— Start Material to process —

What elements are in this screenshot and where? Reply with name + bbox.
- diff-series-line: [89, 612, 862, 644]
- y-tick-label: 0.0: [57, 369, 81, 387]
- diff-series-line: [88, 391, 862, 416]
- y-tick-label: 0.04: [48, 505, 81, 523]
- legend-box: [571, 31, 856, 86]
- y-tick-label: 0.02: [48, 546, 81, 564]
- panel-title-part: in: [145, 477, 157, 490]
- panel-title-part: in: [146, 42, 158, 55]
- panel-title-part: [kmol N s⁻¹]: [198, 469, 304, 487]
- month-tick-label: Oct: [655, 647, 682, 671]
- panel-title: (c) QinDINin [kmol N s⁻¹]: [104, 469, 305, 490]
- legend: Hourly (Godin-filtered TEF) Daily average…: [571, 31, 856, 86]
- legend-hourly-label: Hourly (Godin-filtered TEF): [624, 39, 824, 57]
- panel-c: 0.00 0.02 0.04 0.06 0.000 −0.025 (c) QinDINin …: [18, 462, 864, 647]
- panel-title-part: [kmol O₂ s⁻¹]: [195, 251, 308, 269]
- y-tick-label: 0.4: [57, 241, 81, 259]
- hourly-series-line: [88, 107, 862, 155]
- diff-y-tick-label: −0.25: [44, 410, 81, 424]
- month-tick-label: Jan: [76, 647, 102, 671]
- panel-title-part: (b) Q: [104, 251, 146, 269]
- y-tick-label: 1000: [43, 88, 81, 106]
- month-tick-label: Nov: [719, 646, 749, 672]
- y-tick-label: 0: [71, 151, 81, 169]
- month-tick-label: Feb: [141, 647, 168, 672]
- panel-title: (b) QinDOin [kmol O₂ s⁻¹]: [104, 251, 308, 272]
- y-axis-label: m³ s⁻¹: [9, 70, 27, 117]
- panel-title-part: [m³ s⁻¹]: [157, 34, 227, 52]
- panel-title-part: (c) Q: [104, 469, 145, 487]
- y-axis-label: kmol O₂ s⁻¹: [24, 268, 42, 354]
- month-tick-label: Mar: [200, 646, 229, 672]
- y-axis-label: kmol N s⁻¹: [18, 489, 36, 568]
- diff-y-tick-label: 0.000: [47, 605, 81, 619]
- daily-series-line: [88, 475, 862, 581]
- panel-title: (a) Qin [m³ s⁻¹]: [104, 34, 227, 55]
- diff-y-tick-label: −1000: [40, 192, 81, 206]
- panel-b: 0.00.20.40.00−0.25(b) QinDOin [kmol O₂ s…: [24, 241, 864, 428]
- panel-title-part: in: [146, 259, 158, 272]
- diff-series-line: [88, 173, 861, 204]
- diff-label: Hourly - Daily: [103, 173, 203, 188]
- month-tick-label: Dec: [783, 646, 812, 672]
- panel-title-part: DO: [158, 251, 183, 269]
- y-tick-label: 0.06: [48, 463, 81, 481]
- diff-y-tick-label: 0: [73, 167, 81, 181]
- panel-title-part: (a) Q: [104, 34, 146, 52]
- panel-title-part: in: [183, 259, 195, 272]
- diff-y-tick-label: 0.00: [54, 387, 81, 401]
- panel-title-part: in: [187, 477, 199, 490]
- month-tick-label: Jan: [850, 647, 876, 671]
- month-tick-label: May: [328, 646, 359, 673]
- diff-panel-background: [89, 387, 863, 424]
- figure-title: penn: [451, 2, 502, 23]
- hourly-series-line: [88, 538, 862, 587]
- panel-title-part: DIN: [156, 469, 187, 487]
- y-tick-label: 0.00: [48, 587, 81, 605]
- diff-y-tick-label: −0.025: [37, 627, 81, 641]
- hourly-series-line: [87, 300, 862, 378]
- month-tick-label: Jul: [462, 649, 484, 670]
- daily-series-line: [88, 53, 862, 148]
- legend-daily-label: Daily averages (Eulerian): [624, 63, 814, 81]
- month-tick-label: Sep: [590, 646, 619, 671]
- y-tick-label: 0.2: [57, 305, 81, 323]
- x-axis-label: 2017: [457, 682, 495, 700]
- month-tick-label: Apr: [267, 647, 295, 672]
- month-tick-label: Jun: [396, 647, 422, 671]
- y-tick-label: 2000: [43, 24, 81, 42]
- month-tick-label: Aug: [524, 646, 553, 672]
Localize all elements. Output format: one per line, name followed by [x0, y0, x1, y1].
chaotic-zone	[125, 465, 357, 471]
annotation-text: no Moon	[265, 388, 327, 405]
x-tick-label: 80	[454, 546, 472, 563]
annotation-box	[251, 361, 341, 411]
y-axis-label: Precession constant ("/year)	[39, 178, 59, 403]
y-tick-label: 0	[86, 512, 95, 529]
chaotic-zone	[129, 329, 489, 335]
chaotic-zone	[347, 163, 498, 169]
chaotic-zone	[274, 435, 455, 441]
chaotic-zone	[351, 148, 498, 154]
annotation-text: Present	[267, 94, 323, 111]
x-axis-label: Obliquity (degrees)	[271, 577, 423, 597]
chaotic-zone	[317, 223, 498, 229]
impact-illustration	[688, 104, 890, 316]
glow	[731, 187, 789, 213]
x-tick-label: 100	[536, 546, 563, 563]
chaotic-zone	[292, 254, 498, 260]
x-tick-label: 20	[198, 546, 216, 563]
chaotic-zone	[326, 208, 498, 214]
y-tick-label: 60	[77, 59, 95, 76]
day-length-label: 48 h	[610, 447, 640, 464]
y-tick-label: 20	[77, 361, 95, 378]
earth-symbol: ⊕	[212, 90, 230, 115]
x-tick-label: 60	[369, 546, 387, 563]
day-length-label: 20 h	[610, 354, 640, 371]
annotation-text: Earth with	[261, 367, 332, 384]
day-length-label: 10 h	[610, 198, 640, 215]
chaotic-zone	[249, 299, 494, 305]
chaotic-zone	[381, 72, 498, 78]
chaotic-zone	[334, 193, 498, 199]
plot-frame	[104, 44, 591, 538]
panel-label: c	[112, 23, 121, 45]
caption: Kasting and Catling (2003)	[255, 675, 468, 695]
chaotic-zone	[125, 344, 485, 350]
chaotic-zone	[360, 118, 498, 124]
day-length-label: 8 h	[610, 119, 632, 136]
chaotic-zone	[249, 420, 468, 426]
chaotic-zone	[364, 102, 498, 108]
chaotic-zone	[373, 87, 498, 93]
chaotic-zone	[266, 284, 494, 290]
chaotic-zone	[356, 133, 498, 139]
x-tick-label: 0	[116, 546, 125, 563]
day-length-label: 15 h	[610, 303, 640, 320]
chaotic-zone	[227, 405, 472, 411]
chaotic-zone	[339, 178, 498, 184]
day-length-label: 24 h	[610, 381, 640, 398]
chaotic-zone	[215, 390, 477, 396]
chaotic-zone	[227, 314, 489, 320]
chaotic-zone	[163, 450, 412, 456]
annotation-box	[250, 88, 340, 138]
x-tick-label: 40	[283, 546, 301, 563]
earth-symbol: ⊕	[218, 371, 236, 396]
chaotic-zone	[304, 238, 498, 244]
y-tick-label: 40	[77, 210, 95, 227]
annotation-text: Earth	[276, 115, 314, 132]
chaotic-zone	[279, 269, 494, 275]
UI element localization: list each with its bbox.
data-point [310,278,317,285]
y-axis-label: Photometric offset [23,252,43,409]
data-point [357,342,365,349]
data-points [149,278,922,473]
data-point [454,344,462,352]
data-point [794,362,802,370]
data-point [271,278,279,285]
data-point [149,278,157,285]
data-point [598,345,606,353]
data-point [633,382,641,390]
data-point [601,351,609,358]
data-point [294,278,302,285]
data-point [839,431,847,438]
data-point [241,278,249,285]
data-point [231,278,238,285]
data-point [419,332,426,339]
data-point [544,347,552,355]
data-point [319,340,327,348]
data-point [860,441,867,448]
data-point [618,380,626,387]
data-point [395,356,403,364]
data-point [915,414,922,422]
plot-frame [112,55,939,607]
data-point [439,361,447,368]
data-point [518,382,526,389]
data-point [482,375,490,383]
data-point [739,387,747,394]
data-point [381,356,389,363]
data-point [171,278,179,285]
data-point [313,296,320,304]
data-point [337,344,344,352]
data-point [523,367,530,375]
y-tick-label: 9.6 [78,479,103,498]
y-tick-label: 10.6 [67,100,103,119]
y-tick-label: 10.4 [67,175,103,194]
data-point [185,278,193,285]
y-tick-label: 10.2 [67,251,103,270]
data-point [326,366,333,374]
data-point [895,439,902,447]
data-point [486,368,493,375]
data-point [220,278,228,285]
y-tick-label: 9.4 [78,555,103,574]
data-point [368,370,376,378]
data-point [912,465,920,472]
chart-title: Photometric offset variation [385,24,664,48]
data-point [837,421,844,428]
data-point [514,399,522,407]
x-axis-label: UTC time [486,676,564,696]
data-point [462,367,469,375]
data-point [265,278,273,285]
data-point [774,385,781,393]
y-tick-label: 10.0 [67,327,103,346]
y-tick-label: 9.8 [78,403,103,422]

— End Material to process —

— Problem —
Select every line above that contains the string "length", and copy each one. Case counts, so copy only the lines where the capitalization matches.

— Output of the exercise —
day-length-label: 48 h	[610, 447, 640, 464]
day-length-label: 20 h	[610, 354, 640, 371]
day-length-label: 10 h	[610, 198, 640, 215]
day-length-label: 8 h	[610, 119, 632, 136]
day-length-label: 15 h	[610, 303, 640, 320]
day-length-label: 24 h	[610, 381, 640, 398]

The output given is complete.